— START OF DATASET ROWS —
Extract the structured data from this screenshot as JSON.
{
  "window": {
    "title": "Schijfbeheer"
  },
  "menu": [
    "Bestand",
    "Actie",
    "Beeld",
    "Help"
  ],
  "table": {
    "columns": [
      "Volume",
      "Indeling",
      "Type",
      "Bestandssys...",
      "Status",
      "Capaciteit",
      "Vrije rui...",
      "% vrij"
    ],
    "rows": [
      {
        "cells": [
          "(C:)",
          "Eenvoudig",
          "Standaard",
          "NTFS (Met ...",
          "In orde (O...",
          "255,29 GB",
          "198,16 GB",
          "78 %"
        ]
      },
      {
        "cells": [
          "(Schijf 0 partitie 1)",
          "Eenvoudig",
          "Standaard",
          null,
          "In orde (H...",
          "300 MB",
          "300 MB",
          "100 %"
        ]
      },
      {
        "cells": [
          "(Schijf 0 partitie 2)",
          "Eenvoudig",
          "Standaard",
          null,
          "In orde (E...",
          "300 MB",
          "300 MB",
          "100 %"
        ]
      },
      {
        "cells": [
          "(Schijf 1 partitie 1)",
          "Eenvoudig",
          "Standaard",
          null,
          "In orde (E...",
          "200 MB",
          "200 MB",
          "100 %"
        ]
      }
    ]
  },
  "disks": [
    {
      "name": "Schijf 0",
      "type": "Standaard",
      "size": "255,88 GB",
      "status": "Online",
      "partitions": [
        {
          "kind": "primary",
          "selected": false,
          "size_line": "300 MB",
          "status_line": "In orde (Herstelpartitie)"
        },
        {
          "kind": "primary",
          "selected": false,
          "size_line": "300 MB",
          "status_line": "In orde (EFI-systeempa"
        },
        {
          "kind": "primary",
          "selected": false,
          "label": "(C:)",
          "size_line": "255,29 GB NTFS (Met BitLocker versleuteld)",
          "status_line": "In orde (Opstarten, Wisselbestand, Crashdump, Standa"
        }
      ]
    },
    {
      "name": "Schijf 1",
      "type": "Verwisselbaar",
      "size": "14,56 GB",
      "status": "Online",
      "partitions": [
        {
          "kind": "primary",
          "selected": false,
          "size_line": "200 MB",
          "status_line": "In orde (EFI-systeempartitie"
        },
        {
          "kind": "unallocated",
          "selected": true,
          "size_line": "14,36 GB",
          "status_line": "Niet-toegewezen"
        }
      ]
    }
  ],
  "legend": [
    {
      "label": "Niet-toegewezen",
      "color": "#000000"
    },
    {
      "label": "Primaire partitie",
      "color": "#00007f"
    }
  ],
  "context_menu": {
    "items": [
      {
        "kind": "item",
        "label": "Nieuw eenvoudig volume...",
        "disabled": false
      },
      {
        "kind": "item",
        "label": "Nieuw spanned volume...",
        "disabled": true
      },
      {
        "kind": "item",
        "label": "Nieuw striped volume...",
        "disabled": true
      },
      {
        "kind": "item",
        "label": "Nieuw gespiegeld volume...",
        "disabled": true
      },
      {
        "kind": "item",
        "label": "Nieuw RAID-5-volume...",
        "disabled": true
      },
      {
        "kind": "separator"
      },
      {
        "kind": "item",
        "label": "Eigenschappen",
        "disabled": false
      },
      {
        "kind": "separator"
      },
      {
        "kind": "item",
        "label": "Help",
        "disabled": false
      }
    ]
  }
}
— END OF DATASET ROWS —
**SET EXERCISE**
Retype all the material above precisely, with no line left out.

**ANSWER TO THE EXERCISE**
Extract the structured data from this screenshot as JSON.
{
  "window": {
    "title": "Schijfbeheer"
  },
  "menu": [
    "Bestand",
    "Actie",
    "Beeld",
    "Help"
  ],
  "table": {
    "columns": [
      "Volume",
      "Indeling",
      "Type",
      "Bestandssys...",
      "Status",
      "Capaciteit",
      "Vrije rui...",
      "% vrij"
    ],
    "rows": [
      {
        "cells": [
          "(C:)",
          "Eenvoudig",
          "Standaard",
          "NTFS (Met ...",
          "In orde (O...",
          "255,29 GB",
          "198,16 GB",
          "78 %"
        ]
      },
      {
        "cells": [
          "(Schijf 0 partitie 1)",
          "Eenvoudig",
          "Standaard",
          null,
          "In orde (H...",
          "300 MB",
          "300 MB",
          "100 %"
        ]
      },
      {
        "cells": [
          "(Schijf 0 partitie 2)",
          "Eenvoudig",
          "Standaard",
          null,
          "In orde (E...",
          "300 MB",
          "300 MB",
          "100 %"
        ]
      },
      {
        "cells": [
          "(Schijf 1 partitie 1)",
          "Eenvoudig",
          "Standaard",
          null,
          "In orde (E...",
          "200 MB",
          "200 MB",
          "100 %"
        ]
      }
    ]
  },
  "disks": [
    {
      "name": "Schijf 0",
      "type": "Standaard",
      "size": "255,88 GB",
      "status": "Online",
      "partitions": [
        {
          "kind": "primary",
          "selected": false,
          "size_line": "300 MB",
          "status_line": "In orde (Herstelpartitie)"
        },
        {
          "kind": "primary",
          "selected": false,
          "size_line": "300 MB",
          "status_line": "In orde (EFI-systeempa"
        },
        {
          "kind": "primary",
          "selected": false,
          "label": "(C:)",
          "size_line": "255,29 GB NTFS (Met BitLocker versleuteld)",
          "status_line": "In orde (Opstarten, Wisselbestand, Crashdump, Standa"
        }
      ]
    },
    {
      "name": "Schijf 1",
      "type": "Verwisselbaar",
      "size": "14,56 GB",
      "status": "Online",
      "partitions": [
        {
          "kind": "primary",
          "selected": false,
          "size_line": "200 MB",
          "status_line": "In orde (EFI-systeempartitie"
        },
        {
          "kind": "unallocated",
          "selected": true,
          "size_line": "14,36 GB",
          "status_line": "Niet-toegewezen"
        }
      ]
    }
  ],
  "legend": [
    {
      "label": "Niet-toegewezen",
      "color": "#000000"
    },
    {
      "label": "Primaire partitie",
      "color": "#00007f"
    }
  ],
  "context_menu": {
    "items": [
      {
        "kind": "item",
        "label": "Nieuw eenvoudig volume...",
        "disabled": false
      },
      {
        "kind": "item",
        "label": "Nieuw spanned volume...",
        "disabled": true
      },
      {
        "kind": "item",
        "label": "Nieuw striped volume...",
        "disabled": true
      },
      {
        "kind": "item",
        "label": "Nieuw gespiegeld volume...",
        "disabled": true
      },
      {
        "kind": "item",
        "label": "Nieuw RAID-5-volume...",
        "disabled": true
      },
      {
        "kind": "separator"
      },
      {
        "kind": "item",
        "label": "Eigenschappen",
        "disabled": false
      },
      {
        "kind": "separator"
      },
      {
        "kind": "item",
        "label": "Help",
        "disabled": false
      }
    ]
  }
}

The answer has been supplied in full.